# What to work on:
Repeat each line word for word.

# Stored records:

-- Begin --

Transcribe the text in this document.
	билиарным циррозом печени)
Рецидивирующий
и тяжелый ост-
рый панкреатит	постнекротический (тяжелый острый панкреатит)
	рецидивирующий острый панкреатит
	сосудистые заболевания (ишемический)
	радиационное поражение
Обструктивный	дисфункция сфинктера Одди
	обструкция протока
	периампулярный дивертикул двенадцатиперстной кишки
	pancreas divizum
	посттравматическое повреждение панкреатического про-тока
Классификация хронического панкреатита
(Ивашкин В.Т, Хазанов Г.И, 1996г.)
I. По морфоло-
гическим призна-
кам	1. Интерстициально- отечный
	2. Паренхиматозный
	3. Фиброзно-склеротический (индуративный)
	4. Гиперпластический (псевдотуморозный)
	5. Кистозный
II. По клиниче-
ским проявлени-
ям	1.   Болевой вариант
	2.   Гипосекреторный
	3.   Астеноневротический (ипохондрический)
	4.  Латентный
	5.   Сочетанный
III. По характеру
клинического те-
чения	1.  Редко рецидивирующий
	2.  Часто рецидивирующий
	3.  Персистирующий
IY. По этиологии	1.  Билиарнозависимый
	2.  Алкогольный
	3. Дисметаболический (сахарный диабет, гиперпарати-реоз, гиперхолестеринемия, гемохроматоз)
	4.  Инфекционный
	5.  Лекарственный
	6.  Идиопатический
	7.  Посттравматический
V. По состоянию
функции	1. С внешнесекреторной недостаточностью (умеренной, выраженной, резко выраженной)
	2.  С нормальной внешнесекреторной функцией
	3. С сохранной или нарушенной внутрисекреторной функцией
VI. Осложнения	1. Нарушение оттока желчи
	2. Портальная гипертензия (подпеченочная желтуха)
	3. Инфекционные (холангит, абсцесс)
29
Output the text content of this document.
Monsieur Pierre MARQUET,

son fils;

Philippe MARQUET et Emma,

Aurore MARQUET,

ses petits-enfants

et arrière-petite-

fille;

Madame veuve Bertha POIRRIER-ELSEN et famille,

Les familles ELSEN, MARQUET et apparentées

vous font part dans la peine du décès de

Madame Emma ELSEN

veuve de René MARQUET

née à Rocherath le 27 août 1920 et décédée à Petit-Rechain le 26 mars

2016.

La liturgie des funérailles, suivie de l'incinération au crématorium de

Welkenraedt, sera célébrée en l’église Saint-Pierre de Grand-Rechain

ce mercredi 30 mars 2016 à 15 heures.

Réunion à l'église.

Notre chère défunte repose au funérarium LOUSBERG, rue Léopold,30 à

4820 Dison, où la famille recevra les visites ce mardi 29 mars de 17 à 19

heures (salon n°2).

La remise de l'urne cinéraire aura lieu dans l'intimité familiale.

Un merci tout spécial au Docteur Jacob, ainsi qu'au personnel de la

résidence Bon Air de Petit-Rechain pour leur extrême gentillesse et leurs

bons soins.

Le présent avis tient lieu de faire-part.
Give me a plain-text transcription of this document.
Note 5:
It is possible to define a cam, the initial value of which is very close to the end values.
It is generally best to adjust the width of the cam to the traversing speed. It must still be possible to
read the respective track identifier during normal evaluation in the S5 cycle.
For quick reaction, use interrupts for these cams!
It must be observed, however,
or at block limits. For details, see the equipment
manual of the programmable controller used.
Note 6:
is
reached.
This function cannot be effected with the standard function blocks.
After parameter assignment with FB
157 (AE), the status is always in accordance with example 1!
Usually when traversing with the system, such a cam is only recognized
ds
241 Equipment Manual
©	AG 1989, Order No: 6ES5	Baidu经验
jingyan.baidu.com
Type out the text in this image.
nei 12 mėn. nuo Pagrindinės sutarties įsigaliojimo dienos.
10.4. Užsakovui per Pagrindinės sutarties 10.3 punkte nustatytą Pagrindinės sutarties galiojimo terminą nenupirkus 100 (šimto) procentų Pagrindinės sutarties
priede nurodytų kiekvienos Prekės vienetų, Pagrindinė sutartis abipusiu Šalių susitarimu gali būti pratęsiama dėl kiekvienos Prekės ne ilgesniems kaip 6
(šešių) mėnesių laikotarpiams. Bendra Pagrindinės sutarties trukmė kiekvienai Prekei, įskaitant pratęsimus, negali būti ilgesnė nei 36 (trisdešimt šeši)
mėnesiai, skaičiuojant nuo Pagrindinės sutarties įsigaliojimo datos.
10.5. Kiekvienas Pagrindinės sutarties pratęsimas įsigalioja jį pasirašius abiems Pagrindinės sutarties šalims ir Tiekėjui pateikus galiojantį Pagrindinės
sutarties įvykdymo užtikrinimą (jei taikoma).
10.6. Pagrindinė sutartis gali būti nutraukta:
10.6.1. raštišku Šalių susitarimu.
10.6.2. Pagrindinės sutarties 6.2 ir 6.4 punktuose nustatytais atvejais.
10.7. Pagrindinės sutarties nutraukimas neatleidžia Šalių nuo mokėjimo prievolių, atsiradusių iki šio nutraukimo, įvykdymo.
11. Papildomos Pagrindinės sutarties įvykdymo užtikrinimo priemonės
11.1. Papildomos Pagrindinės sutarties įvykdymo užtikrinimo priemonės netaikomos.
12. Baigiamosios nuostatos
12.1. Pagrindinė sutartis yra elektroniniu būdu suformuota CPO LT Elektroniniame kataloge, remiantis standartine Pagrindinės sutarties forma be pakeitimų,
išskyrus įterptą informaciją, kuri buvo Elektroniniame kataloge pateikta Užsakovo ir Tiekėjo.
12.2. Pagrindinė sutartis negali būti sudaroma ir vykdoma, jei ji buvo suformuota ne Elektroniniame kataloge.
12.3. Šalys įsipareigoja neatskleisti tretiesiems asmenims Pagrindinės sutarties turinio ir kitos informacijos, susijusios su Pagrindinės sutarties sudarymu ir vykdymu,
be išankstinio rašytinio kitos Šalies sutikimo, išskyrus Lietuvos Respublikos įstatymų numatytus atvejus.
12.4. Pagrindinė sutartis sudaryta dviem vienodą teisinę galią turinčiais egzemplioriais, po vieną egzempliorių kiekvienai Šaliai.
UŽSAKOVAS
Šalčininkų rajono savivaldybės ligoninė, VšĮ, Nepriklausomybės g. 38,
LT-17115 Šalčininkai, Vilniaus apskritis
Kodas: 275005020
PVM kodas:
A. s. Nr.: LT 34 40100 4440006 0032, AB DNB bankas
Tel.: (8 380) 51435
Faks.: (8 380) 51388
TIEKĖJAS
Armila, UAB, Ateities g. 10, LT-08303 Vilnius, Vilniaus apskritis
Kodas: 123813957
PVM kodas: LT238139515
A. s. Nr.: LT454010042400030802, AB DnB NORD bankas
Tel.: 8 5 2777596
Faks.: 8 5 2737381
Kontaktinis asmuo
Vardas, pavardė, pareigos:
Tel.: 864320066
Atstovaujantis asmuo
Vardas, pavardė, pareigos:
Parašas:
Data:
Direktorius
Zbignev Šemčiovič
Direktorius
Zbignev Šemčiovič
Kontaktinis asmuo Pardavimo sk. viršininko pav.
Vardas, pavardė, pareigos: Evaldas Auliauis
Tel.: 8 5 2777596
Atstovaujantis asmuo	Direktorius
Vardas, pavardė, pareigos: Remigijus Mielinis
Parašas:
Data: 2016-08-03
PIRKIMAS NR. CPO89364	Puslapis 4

-- End --

# Correct response:
Transcribe the text in this document.
	билиарным циррозом печени)
Рецидивирующий
и тяжелый ост-
рый панкреатит	постнекротический (тяжелый острый панкреатит)
	рецидивирующий острый панкреатит
	сосудистые заболевания (ишемический)
	радиационное поражение
Обструктивный	дисфункция сфинктера Одди
	обструкция протока
	периампулярный дивертикул двенадцатиперстной кишки
	pancreas divizum
	посттравматическое повреждение панкреатического про-тока
Классификация хронического панкреатита
(Ивашкин В.Т, Хазанов Г.И, 1996г.)
I. По морфоло-
гическим призна-
кам	1. Интерстициально- отечный
	2. Паренхиматозный
	3. Фиброзно-склеротический (индуративный)
	4. Гиперпластический (псевдотуморозный)
	5. Кистозный
II. По клиниче-
ским проявлени-
ям	1.   Болевой вариант
	2.   Гипосекреторный
	3.   Астеноневротический (ипохондрический)
	4.  Латентный
	5.   Сочетанный
III. По характеру
клинического те-
чения	1.  Редко рецидивирующий
	2.  Часто рецидивирующий
	3.  Персистирующий
IY. По этиологии	1.  Билиарнозависимый
	2.  Алкогольный
	3. Дисметаболический (сахарный диабет, гиперпарати-реоз, гиперхолестеринемия, гемохроматоз)
	4.  Инфекционный
	5.  Лекарственный
	6.  Идиопатический
	7.  Посттравматический
V. По состоянию
функции	1. С внешнесекреторной недостаточностью (умеренной, выраженной, резко выраженной)
	2.  С нормальной внешнесекреторной функцией
	3. С сохранной или нарушенной внутрисекреторной функцией
VI. Осложнения	1. Нарушение оттока желчи
	2. Портальная гипертензия (подпеченочная желтуха)
	3. Инфекционные (холангит, абсцесс)
29
Output the text content of this document.
Monsieur Pierre MARQUET,

son fils;

Philippe MARQUET et Emma,

Aurore MARQUET,

ses petits-enfants

et arrière-petite-

fille;

Madame veuve Bertha POIRRIER-ELSEN et famille,

Les familles ELSEN, MARQUET et apparentées

vous font part dans la peine du décès de

Madame Emma ELSEN

veuve de René MARQUET

née à Rocherath le 27 août 1920 et décédée à Petit-Rechain le 26 mars

2016.

La liturgie des funérailles, suivie de l'incinération au crématorium de

Welkenraedt, sera célébrée en l’église Saint-Pierre de Grand-Rechain

ce mercredi 30 mars 2016 à 15 heures.

Réunion à l'église.

Notre chère défunte repose au funérarium LOUSBERG, rue Léopold,30 à

4820 Dison, où la famille recevra les visites ce mardi 29 mars de 17 à 19

heures (salon n°2).

La remise de l'urne cinéraire aura lieu dans l'intimité familiale.

Un merci tout spécial au Docteur Jacob, ainsi qu'au personnel de la

résidence Bon Air de Petit-Rechain pour leur extrême gentillesse et leurs

bons soins.

Le présent avis tient lieu de faire-part.
Give me a plain-text transcription of this document.
Note 5:
It is possible to define a cam, the initial value of which is very close to the end values.
It is generally best to adjust the width of the cam to the traversing speed. It must still be possible to
read the respective track identifier during normal evaluation in the S5 cycle.
For quick reaction, use interrupts for these cams!
It must be observed, however,
or at block limits. For details, see the equipment
manual of the programmable controller used.
Note 6:
is
reached.
This function cannot be effected with the standard function blocks.
After parameter assignment with FB
157 (AE), the status is always in accordance with example 1!
Usually when traversing with the system, such a cam is only recognized
ds
241 Equipment Manual
©	AG 1989, Order No: 6ES5	Baidu经验
jingyan.baidu.com
Type out the text in this image.
nei 12 mėn. nuo Pagrindinės sutarties įsigaliojimo dienos.
10.4. Užsakovui per Pagrindinės sutarties 10.3 punkte nustatytą Pagrindinės sutarties galiojimo terminą nenupirkus 100 (šimto) procentų Pagrindinės sutarties
priede nurodytų kiekvienos Prekės vienetų, Pagrindinė sutartis abipusiu Šalių susitarimu gali būti pratęsiama dėl kiekvienos Prekės ne ilgesniems kaip 6
(šešių) mėnesių laikotarpiams. Bendra Pagrindinės sutarties trukmė kiekvienai Prekei, įskaitant pratęsimus, negali būti ilgesnė nei 36 (trisdešimt šeši)
mėnesiai, skaičiuojant nuo Pagrindinės sutarties įsigaliojimo datos.
10.5. Kiekvienas Pagrindinės sutarties pratęsimas įsigalioja jį pasirašius abiems Pagrindinės sutarties šalims ir Tiekėjui pateikus galiojantį Pagrindinės
sutarties įvykdymo užtikrinimą (jei taikoma).
10.6. Pagrindinė sutartis gali būti nutraukta:
10.6.1. raštišku Šalių susitarimu.
10.6.2. Pagrindinės sutarties 6.2 ir 6.4 punktuose nustatytais atvejais.
10.7. Pagrindinės sutarties nutraukimas neatleidžia Šalių nuo mokėjimo prievolių, atsiradusių iki šio nutraukimo, įvykdymo.
11. Papildomos Pagrindinės sutarties įvykdymo užtikrinimo priemonės
11.1. Papildomos Pagrindinės sutarties įvykdymo užtikrinimo priemonės netaikomos.
12. Baigiamosios nuostatos
12.1. Pagrindinė sutartis yra elektroniniu būdu suformuota CPO LT Elektroniniame kataloge, remiantis standartine Pagrindinės sutarties forma be pakeitimų,
išskyrus įterptą informaciją, kuri buvo Elektroniniame kataloge pateikta Užsakovo ir Tiekėjo.
12.2. Pagrindinė sutartis negali būti sudaroma ir vykdoma, jei ji buvo suformuota ne Elektroniniame kataloge.
12.3. Šalys įsipareigoja neatskleisti tretiesiems asmenims Pagrindinės sutarties turinio ir kitos informacijos, susijusios su Pagrindinės sutarties sudarymu ir vykdymu,
be išankstinio rašytinio kitos Šalies sutikimo, išskyrus Lietuvos Respublikos įstatymų numatytus atvejus.
12.4. Pagrindinė sutartis sudaryta dviem vienodą teisinę galią turinčiais egzemplioriais, po vieną egzempliorių kiekvienai Šaliai.
UŽSAKOVAS
Šalčininkų rajono savivaldybės ligoninė, VšĮ, Nepriklausomybės g. 38,
LT-17115 Šalčininkai, Vilniaus apskritis
Kodas: 275005020
PVM kodas:
A. s. Nr.: LT 34 40100 4440006 0032, AB DNB bankas
Tel.: (8 380) 51435
Faks.: (8 380) 51388
TIEKĖJAS
Armila, UAB, Ateities g. 10, LT-08303 Vilnius, Vilniaus apskritis
Kodas: 123813957
PVM kodas: LT238139515
A. s. Nr.: LT454010042400030802, AB DnB NORD bankas
Tel.: 8 5 2777596
Faks.: 8 5 2737381
Kontaktinis asmuo
Vardas, pavardė, pareigos:
Tel.: 864320066
Atstovaujantis asmuo
Vardas, pavardė, pareigos:
Parašas:
Data:
Direktorius
Zbignev Šemčiovič
Direktorius
Zbignev Šemčiovič
Kontaktinis asmuo Pardavimo sk. viršininko pav.
Vardas, pavardė, pareigos: Evaldas Auliauis
Tel.: 8 5 2777596
Atstovaujantis asmuo	Direktorius
Vardas, pavardė, pareigos: Remigijus Mielinis
Parašas:
Data: 2016-08-03
PIRKIMAS NR. CPO89364	Puslapis 4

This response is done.